* _Requirements_
Extract the records in full, leaving every picture out.

── Data provided ──

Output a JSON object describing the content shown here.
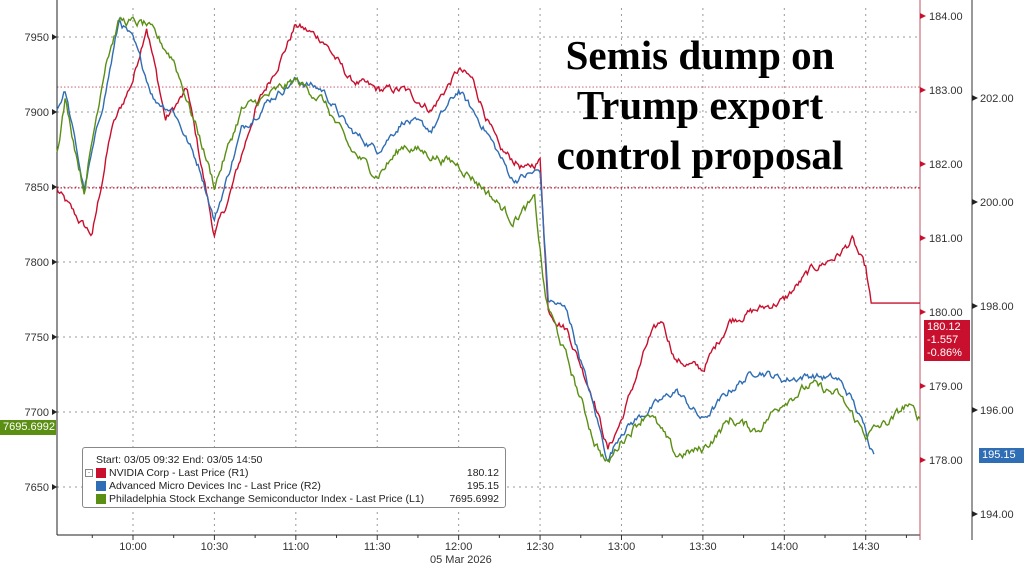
{
  "chart_data": {
    "type": "line",
    "title": "Semis dump on Trump export control proposal",
    "title_lines": [
      "Semis dump on",
      "Trump export",
      "control proposal"
    ],
    "date_label": "05 Mar 2026",
    "x_ticks": [
      "10:00",
      "10:30",
      "11:00",
      "11:30",
      "12:00",
      "12:30",
      "13:00",
      "13:30",
      "14:00",
      "14:30"
    ],
    "x_range": [
      "09:32",
      "14:50"
    ],
    "axes": {
      "L1": {
        "range": [
          7610,
          7975
        ],
        "ticks": [
          "7650",
          "7700",
          "7750",
          "7800",
          "7850",
          "7900",
          "7950"
        ]
      },
      "R1": {
        "range": [
          177.45,
          184.2
        ],
        "ticks": [
          "178.00",
          "179.00",
          "180.00",
          "181.00",
          "182.00",
          "183.00",
          "184.00"
        ]
      },
      "R2": {
        "range": [
          193.6,
          204
        ],
        "ticks": [
          "194.00",
          "196.00",
          "198.00",
          "200.00",
          "202.00"
        ]
      }
    },
    "reference_lines": [
      {
        "axis": "R1",
        "value": 181.677,
        "color": "#c8102e"
      },
      {
        "axis": "R1",
        "value": 183.04,
        "color": "#d98a9a"
      }
    ],
    "legend": {
      "header": "Start: 03/05 09:32 End: 03/05 14:50",
      "position": "bottom-left"
    },
    "series": [
      {
        "name": "NVIDIA Corp - Last Price (R1)",
        "axis": "R1",
        "color": "#c8102e",
        "last": "180.12",
        "change": "-1.557",
        "pct": "-0.86%",
        "x": [
          "09:32",
          "09:40",
          "09:45",
          "09:52",
          "10:00",
          "10:05",
          "10:12",
          "10:20",
          "10:30",
          "10:35",
          "10:45",
          "10:55",
          "11:00",
          "11:10",
          "11:20",
          "11:30",
          "11:40",
          "11:50",
          "12:00",
          "12:05",
          "12:15",
          "12:25",
          "12:30",
          "12:33",
          "12:40",
          "12:50",
          "12:55",
          "13:00",
          "13:10",
          "13:15",
          "13:20",
          "13:30",
          "13:40",
          "13:50",
          "14:00",
          "14:10",
          "14:20",
          "14:25",
          "14:30",
          "14:32",
          "14:50"
        ],
        "y": [
          181.65,
          181.24,
          181.04,
          182.46,
          183.14,
          183.88,
          182.6,
          183.0,
          181.04,
          181.5,
          182.73,
          183.47,
          183.88,
          183.68,
          183.14,
          183.0,
          183.0,
          182.73,
          183.27,
          183.14,
          182.19,
          181.92,
          182.05,
          180.03,
          179.76,
          178.81,
          178.14,
          178.54,
          179.62,
          179.89,
          179.35,
          179.22,
          179.89,
          180.03,
          180.16,
          180.57,
          180.77,
          180.97,
          180.57,
          180.12,
          180.12
        ]
      },
      {
        "name": "Advanced Micro Devices Inc - Last Price (R2)",
        "axis": "R2",
        "color": "#2f6db4",
        "last": "195.15",
        "x": [
          "09:32",
          "09:35",
          "09:42",
          "09:50",
          "09:55",
          "10:00",
          "10:08",
          "10:15",
          "10:25",
          "10:30",
          "10:40",
          "10:50",
          "11:00",
          "11:10",
          "11:20",
          "11:30",
          "11:40",
          "11:50",
          "12:00",
          "12:10",
          "12:20",
          "12:30",
          "12:33",
          "12:40",
          "12:50",
          "12:55",
          "13:00",
          "13:10",
          "13:20",
          "13:30",
          "13:40",
          "13:50",
          "14:00",
          "14:10",
          "14:20",
          "14:25",
          "14:30",
          "14:33"
        ],
        "y": [
          201.77,
          202.15,
          200.23,
          202.15,
          203.5,
          203.1,
          201.96,
          201.77,
          200.6,
          199.65,
          201.38,
          201.96,
          202.35,
          202.15,
          201.38,
          201.0,
          201.58,
          201.38,
          202.15,
          201.38,
          200.42,
          200.6,
          198.12,
          197.92,
          196.0,
          195.04,
          195.6,
          196.0,
          196.38,
          195.8,
          196.38,
          196.77,
          196.58,
          196.67,
          196.58,
          196.2,
          195.6,
          195.15
        ]
      },
      {
        "name": "Philadelphia Stock Exchange Semiconductor Index - Last Price (L1)",
        "axis": "L1",
        "color": "#5b8f14",
        "last": "7695.6992",
        "x": [
          "09:32",
          "09:35",
          "09:42",
          "09:50",
          "09:55",
          "10:05",
          "10:15",
          "10:25",
          "10:30",
          "10:40",
          "10:50",
          "11:00",
          "11:10",
          "11:20",
          "11:30",
          "11:40",
          "11:50",
          "12:00",
          "12:10",
          "12:20",
          "12:28",
          "12:32",
          "12:40",
          "12:50",
          "12:55",
          "13:00",
          "13:10",
          "13:20",
          "13:30",
          "13:40",
          "13:50",
          "14:00",
          "14:10",
          "14:20",
          "14:30",
          "14:40",
          "14:45",
          "14:50"
        ],
        "y": [
          7875,
          7908,
          7848,
          7935,
          7961,
          7958,
          7935,
          7881,
          7851,
          7901,
          7911,
          7921,
          7908,
          7875,
          7858,
          7878,
          7871,
          7865,
          7848,
          7828,
          7841,
          7775,
          7735,
          7681,
          7665,
          7681,
          7701,
          7671,
          7675,
          7695,
          7688,
          7708,
          7718,
          7711,
          7685,
          7695,
          7705,
          7695.6992
        ]
      }
    ]
  }
}
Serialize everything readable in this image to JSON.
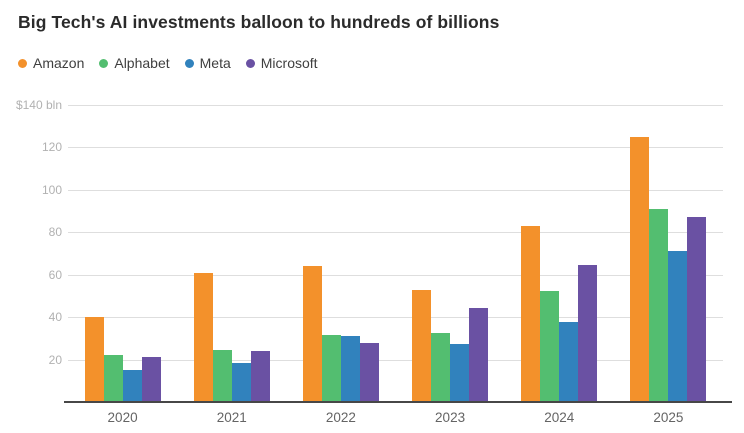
{
  "chart_data": {
    "type": "bar",
    "title": "Big Tech's AI investments balloon to hundreds of billions",
    "categories": [
      "2020",
      "2021",
      "2022",
      "2023",
      "2024",
      "2025"
    ],
    "series": [
      {
        "name": "Amazon",
        "color": "#F3912B",
        "values": [
          40,
          61,
          64,
          53,
          83,
          125
        ]
      },
      {
        "name": "Alphabet",
        "color": "#53BE70",
        "values": [
          22,
          24.5,
          31.5,
          32.5,
          52.5,
          91
        ]
      },
      {
        "name": "Meta",
        "color": "#3182BD",
        "values": [
          15,
          18.5,
          31,
          27.5,
          37.5,
          71
        ]
      },
      {
        "name": "Microsoft",
        "color": "#6A51A3",
        "values": [
          21,
          24,
          28,
          44.5,
          64.5,
          87
        ]
      }
    ],
    "unit_label": "$ bln",
    "yticks": [
      {
        "value": 140,
        "label": "$140 bln"
      },
      {
        "value": 120,
        "label": "120"
      },
      {
        "value": 100,
        "label": "100"
      },
      {
        "value": 80,
        "label": "80"
      },
      {
        "value": 60,
        "label": "60"
      },
      {
        "value": 40,
        "label": "40"
      },
      {
        "value": 20,
        "label": "20"
      }
    ],
    "ylim": [
      0,
      140
    ],
    "grid": true,
    "legend_position": "top-left",
    "colors": {
      "grid": "#dedede",
      "axis_line": "#474747",
      "ytick_text": "#b1b1b1",
      "xtick_text": "#646464",
      "title_text": "#2b2b2b"
    }
  }
}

───

* _Worked answer_
Output a JSON object describing the content shown here.
{
  "chart_data": {
    "type": "line",
    "title": "Semis dump on Trump export control proposal",
    "title_lines": [
      "Semis dump on",
      "Trump export",
      "control proposal"
    ],
    "date_label": "05 Mar 2026",
    "x_ticks": [
      "10:00",
      "10:30",
      "11:00",
      "11:30",
      "12:00",
      "12:30",
      "13:00",
      "13:30",
      "14:00",
      "14:30"
    ],
    "x_range": [
      "09:32",
      "14:50"
    ],
    "axes": {
      "L1": {
        "range": [
          7610,
          7975
        ],
        "ticks": [
          "7650",
          "7700",
          "7750",
          "7800",
          "7850",
          "7900",
          "7950"
        ]
      },
      "R1": {
        "range": [
          177.45,
          184.2
        ],
        "ticks": [
          "178.00",
          "179.00",
          "180.00",
          "181.00",
          "182.00",
          "183.00",
          "184.00"
        ]
      },
      "R2": {
        "range": [
          193.6,
          204
        ],
        "ticks": [
          "194.00",
          "196.00",
          "198.00",
          "200.00",
          "202.00"
        ]
      }
    },
    "reference_lines": [
      {
        "axis": "R1",
        "value": 181.677,
        "color": "#c8102e"
      },
      {
        "axis": "R1",
        "value": 183.04,
        "color": "#d98a9a"
      }
    ],
    "legend": {
      "header": "Start: 03/05 09:32 End: 03/05 14:50",
      "position": "bottom-left"
    },
    "series": [
      {
        "name": "NVIDIA Corp - Last Price (R1)",
        "axis": "R1",
        "color": "#c8102e",
        "last": "180.12",
        "change": "-1.557",
        "pct": "-0.86%",
        "x": [
          "09:32",
          "09:40",
          "09:45",
          "09:52",
          "10:00",
          "10:05",
          "10:12",
          "10:20",
          "10:30",
          "10:35",
          "10:45",
          "10:55",
          "11:00",
          "11:10",
          "11:20",
          "11:30",
          "11:40",
          "11:50",
          "12:00",
          "12:05",
          "12:15",
          "12:25",
          "12:30",
          "12:33",
          "12:40",
          "12:50",
          "12:55",
          "13:00",
          "13:10",
          "13:15",
          "13:20",
          "13:30",
          "13:40",
          "13:50",
          "14:00",
          "14:10",
          "14:20",
          "14:25",
          "14:30",
          "14:32",
          "14:50"
        ],
        "y": [
          181.65,
          181.24,
          181.04,
          182.46,
          183.14,
          183.88,
          182.6,
          183.0,
          181.04,
          181.5,
          182.73,
          183.47,
          183.88,
          183.68,
          183.14,
          183.0,
          183.0,
          182.73,
          183.27,
          183.14,
          182.19,
          181.92,
          182.05,
          180.03,
          179.76,
          178.81,
          178.14,
          178.54,
          179.62,
          179.89,
          179.35,
          179.22,
          179.89,
          180.03,
          180.16,
          180.57,
          180.77,
          180.97,
          180.57,
          180.12,
          180.12
        ]
      },
      {
        "name": "Advanced Micro Devices Inc - Last Price (R2)",
        "axis": "R2",
        "color": "#2f6db4",
        "last": "195.15",
        "x": [
          "09:32",
          "09:35",
          "09:42",
          "09:50",
          "09:55",
          "10:00",
          "10:08",
          "10:15",
          "10:25",
          "10:30",
          "10:40",
          "10:50",
          "11:00",
          "11:10",
          "11:20",
          "11:30",
          "11:40",
          "11:50",
          "12:00",
          "12:10",
          "12:20",
          "12:30",
          "12:33",
          "12:40",
          "12:50",
          "12:55",
          "13:00",
          "13:10",
          "13:20",
          "13:30",
          "13:40",
          "13:50",
          "14:00",
          "14:10",
          "14:20",
          "14:25",
          "14:30",
          "14:33"
        ],
        "y": [
          201.77,
          202.15,
          200.23,
          202.15,
          203.5,
          203.1,
          201.96,
          201.77,
          200.6,
          199.65,
          201.38,
          201.96,
          202.35,
          202.15,
          201.38,
          201.0,
          201.58,
          201.38,
          202.15,
          201.38,
          200.42,
          200.6,
          198.12,
          197.92,
          196.0,
          195.04,
          195.6,
          196.0,
          196.38,
          195.8,
          196.38,
          196.77,
          196.58,
          196.67,
          196.58,
          196.2,
          195.6,
          195.15
        ]
      },
      {
        "name": "Philadelphia Stock Exchange Semiconductor Index - Last Price (L1)",
        "axis": "L1",
        "color": "#5b8f14",
        "last": "7695.6992",
        "x": [
          "09:32",
          "09:35",
          "09:42",
          "09:50",
          "09:55",
          "10:05",
          "10:15",
          "10:25",
          "10:30",
          "10:40",
          "10:50",
          "11:00",
          "11:10",
          "11:20",
          "11:30",
          "11:40",
          "11:50",
          "12:00",
          "12:10",
          "12:20",
          "12:28",
          "12:32",
          "12:40",
          "12:50",
          "12:55",
          "13:00",
          "13:10",
          "13:20",
          "13:30",
          "13:40",
          "13:50",
          "14:00",
          "14:10",
          "14:20",
          "14:30",
          "14:40",
          "14:45",
          "14:50"
        ],
        "y": [
          7875,
          7908,
          7848,
          7935,
          7961,
          7958,
          7935,
          7881,
          7851,
          7901,
          7911,
          7921,
          7908,
          7875,
          7858,
          7878,
          7871,
          7865,
          7848,
          7828,
          7841,
          7775,
          7735,
          7681,
          7665,
          7681,
          7701,
          7671,
          7675,
          7695,
          7688,
          7708,
          7718,
          7711,
          7685,
          7695,
          7705,
          7695.6992
        ]
      }
    ]
  }
}
Serialize everything readable in this image to JSON.
{
  "chart_data": {
    "type": "bar",
    "title": "Big Tech's AI investments balloon to hundreds of billions",
    "categories": [
      "2020",
      "2021",
      "2022",
      "2023",
      "2024",
      "2025"
    ],
    "series": [
      {
        "name": "Amazon",
        "color": "#F3912B",
        "values": [
          40,
          61,
          64,
          53,
          83,
          125
        ]
      },
      {
        "name": "Alphabet",
        "color": "#53BE70",
        "values": [
          22,
          24.5,
          31.5,
          32.5,
          52.5,
          91
        ]
      },
      {
        "name": "Meta",
        "color": "#3182BD",
        "values": [
          15,
          18.5,
          31,
          27.5,
          37.5,
          71
        ]
      },
      {
        "name": "Microsoft",
        "color": "#6A51A3",
        "values": [
          21,
          24,
          28,
          44.5,
          64.5,
          87
        ]
      }
    ],
    "unit_label": "$ bln",
    "yticks": [
      {
        "value": 140,
        "label": "$140 bln"
      },
      {
        "value": 120,
        "label": "120"
      },
      {
        "value": 100,
        "label": "100"
      },
      {
        "value": 80,
        "label": "80"
      },
      {
        "value": 60,
        "label": "60"
      },
      {
        "value": 40,
        "label": "40"
      },
      {
        "value": 20,
        "label": "20"
      }
    ],
    "ylim": [
      0,
      140
    ],
    "grid": true,
    "legend_position": "top-left",
    "colors": {
      "grid": "#dedede",
      "axis_line": "#474747",
      "ytick_text": "#b1b1b1",
      "xtick_text": "#646464",
      "title_text": "#2b2b2b"
    }
  }
}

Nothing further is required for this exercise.